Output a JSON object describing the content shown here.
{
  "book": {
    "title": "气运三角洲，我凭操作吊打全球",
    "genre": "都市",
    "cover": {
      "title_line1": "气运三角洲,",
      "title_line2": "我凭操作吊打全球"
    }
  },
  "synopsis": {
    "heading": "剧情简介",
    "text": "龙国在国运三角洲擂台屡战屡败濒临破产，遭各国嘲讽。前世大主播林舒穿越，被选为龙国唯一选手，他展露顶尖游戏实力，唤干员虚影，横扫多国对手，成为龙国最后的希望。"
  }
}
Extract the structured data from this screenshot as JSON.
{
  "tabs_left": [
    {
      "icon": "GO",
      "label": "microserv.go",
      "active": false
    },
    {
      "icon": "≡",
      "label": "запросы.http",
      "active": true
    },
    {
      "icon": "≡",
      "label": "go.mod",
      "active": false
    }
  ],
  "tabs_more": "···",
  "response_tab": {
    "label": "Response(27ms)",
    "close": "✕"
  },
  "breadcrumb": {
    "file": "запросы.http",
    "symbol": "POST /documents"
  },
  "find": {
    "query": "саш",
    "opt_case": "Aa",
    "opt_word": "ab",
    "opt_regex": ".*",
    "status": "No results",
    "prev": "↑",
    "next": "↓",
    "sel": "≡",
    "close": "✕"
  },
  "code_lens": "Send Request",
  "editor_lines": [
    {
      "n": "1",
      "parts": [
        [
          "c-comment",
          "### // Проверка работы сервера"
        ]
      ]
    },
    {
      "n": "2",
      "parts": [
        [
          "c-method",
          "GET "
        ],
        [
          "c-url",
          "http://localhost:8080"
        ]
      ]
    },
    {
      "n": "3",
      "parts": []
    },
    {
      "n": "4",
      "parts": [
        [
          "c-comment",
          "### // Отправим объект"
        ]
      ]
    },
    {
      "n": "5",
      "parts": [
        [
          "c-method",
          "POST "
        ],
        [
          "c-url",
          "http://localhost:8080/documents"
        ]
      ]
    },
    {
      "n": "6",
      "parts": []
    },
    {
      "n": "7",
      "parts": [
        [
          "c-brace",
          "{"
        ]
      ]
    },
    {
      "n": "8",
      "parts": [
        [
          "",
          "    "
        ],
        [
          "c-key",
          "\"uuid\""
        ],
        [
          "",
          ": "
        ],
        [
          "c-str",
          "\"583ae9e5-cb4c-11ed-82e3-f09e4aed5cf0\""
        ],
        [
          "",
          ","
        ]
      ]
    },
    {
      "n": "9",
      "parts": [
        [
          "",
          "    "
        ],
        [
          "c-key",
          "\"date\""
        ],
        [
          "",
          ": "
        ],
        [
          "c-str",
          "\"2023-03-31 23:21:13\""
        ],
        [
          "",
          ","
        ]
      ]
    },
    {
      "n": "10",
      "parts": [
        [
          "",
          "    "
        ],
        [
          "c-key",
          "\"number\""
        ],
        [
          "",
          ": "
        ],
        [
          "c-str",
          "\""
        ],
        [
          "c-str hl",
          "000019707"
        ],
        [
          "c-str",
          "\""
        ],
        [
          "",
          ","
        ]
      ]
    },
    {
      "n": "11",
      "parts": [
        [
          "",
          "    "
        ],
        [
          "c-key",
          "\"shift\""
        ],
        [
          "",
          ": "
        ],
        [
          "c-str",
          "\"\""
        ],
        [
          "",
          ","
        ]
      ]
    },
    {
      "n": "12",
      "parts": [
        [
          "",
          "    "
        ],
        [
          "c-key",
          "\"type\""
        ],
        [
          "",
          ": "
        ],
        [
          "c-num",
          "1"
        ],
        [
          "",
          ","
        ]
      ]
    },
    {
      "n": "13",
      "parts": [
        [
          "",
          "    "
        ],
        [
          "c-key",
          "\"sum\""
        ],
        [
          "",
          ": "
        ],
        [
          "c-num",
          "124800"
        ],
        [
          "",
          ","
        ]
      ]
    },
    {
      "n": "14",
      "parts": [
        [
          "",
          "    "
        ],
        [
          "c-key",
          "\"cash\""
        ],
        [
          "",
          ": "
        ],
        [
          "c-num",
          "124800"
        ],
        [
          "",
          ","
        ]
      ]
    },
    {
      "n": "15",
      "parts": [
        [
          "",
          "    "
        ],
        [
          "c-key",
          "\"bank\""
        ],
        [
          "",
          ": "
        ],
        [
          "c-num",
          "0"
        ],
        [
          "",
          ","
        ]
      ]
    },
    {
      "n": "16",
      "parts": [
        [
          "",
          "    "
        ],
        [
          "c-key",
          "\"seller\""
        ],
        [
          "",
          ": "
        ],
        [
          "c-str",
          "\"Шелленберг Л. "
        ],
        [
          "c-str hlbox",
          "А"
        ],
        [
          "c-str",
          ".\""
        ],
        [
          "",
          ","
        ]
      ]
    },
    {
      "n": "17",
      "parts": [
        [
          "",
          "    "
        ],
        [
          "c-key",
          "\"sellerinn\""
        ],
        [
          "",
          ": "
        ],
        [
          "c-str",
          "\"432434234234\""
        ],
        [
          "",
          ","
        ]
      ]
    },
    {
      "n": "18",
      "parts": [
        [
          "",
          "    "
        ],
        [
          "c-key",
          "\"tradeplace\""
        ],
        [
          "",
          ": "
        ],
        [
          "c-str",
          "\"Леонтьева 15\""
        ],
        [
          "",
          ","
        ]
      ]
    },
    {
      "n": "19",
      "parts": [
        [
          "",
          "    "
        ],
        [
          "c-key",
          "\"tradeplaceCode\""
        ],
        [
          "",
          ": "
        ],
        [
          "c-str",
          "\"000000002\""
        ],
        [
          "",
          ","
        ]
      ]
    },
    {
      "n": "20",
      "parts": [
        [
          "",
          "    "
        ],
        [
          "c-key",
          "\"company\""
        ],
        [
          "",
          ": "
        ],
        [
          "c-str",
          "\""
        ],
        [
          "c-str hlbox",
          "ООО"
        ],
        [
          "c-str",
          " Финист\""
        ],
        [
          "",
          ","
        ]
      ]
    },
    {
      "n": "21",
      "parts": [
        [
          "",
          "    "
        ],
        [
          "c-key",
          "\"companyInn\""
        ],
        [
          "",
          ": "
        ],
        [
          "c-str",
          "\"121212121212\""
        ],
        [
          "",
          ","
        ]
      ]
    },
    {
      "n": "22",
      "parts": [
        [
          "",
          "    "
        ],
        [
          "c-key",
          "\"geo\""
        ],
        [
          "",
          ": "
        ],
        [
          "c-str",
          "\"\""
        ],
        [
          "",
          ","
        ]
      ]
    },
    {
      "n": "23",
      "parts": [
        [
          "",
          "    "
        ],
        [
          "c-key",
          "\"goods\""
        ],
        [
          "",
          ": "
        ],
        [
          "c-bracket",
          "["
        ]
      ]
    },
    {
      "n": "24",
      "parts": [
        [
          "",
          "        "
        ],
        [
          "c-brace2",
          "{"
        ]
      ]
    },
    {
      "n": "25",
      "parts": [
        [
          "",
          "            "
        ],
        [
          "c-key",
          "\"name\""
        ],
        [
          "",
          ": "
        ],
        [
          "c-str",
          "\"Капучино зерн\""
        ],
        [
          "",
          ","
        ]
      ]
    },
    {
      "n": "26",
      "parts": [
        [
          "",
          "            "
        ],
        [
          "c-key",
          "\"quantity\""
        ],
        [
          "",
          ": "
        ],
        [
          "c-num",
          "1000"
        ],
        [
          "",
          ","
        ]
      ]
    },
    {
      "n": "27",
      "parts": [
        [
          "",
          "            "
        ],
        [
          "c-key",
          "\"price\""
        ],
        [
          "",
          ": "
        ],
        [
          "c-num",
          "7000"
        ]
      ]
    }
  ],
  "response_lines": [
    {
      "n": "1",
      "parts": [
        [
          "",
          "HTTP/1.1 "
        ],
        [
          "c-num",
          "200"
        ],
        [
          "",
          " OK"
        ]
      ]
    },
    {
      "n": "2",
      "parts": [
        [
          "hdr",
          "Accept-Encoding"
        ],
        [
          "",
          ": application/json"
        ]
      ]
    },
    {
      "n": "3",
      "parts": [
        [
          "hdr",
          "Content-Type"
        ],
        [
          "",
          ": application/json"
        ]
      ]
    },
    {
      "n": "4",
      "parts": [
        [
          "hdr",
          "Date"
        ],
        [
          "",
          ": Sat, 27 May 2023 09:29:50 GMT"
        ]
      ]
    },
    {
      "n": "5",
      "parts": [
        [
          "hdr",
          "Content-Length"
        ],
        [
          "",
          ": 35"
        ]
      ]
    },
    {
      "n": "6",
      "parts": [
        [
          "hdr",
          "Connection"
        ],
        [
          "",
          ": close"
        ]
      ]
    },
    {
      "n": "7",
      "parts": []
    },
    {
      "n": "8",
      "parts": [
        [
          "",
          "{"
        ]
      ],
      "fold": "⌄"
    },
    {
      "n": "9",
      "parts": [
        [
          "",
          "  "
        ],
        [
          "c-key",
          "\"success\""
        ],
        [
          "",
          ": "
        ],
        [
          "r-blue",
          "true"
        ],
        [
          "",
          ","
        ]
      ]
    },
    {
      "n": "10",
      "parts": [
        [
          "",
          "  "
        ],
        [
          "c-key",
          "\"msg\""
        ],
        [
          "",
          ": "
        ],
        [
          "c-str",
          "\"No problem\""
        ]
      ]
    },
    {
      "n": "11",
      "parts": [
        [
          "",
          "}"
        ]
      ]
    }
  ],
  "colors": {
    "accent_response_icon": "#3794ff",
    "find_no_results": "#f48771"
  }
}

———

(INSTRUCTION):
From the entries above, return each line with the word "气运三角洲" in it.

(RESULT FOR THIS EXERCISE):
    "title": "气运三角洲，我凭操作吊打全球",
      "title_line1": "气运三角洲,",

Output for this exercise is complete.